EXERCISE MATERIALS:

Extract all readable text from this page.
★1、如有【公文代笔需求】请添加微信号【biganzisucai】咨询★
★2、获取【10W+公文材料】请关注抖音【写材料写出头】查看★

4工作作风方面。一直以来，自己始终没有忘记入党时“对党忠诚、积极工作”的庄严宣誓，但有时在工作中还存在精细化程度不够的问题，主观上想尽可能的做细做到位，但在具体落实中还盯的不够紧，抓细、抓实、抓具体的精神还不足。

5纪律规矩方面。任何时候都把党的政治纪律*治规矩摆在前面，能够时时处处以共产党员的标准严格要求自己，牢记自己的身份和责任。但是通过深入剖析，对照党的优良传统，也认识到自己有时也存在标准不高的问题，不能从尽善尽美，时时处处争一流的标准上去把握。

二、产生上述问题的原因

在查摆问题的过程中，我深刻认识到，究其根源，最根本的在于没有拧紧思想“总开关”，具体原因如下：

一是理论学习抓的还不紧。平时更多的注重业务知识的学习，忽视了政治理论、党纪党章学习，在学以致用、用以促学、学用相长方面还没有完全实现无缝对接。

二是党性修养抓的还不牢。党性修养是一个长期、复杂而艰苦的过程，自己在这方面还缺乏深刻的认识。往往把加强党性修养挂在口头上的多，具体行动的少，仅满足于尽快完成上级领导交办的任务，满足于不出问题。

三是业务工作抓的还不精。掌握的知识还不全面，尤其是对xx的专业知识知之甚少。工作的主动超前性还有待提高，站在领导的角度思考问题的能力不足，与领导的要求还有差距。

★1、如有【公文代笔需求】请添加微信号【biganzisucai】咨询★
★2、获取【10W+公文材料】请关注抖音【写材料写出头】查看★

TASK: Copy out the data shown above without altering anything.

SOLUTION TO THE EXERCISE:
Extract all readable text from this page.
★1、如有【公文代笔需求】请添加微信号【biganzisucai】咨询★
★2、获取【10W+公文材料】请关注抖音【写材料写出头】查看★

4工作作风方面。一直以来，自己始终没有忘记入党时“对党忠诚、积极工作”的庄严宣誓，但有时在工作中还存在精细化程度不够的问题，主观上想尽可能的做细做到位，但在具体落实中还盯的不够紧，抓细、抓实、抓具体的精神还不足。

5纪律规矩方面。任何时候都把党的政治纪律*治规矩摆在前面，能够时时处处以共产党员的标准严格要求自己，牢记自己的身份和责任。但是通过深入剖析，对照党的优良传统，也认识到自己有时也存在标准不高的问题，不能从尽善尽美，时时处处争一流的标准上去把握。

二、产生上述问题的原因

在查摆问题的过程中，我深刻认识到，究其根源，最根本的在于没有拧紧思想“总开关”，具体原因如下：

一是理论学习抓的还不紧。平时更多的注重业务知识的学习，忽视了政治理论、党纪党章学习，在学以致用、用以促学、学用相长方面还没有完全实现无缝对接。

二是党性修养抓的还不牢。党性修养是一个长期、复杂而艰苦的过程，自己在这方面还缺乏深刻的认识。往往把加强党性修养挂在口头上的多，具体行动的少，仅满足于尽快完成上级领导交办的任务，满足于不出问题。

三是业务工作抓的还不精。掌握的知识还不全面，尤其是对xx的专业知识知之甚少。工作的主动超前性还有待提高，站在领导的角度思考问题的能力不足，与领导的要求还有差距。

★1、如有【公文代笔需求】请添加微信号【biganzisucai】咨询★
★2、获取【10W+公文材料】请关注抖音【写材料写出头】查看★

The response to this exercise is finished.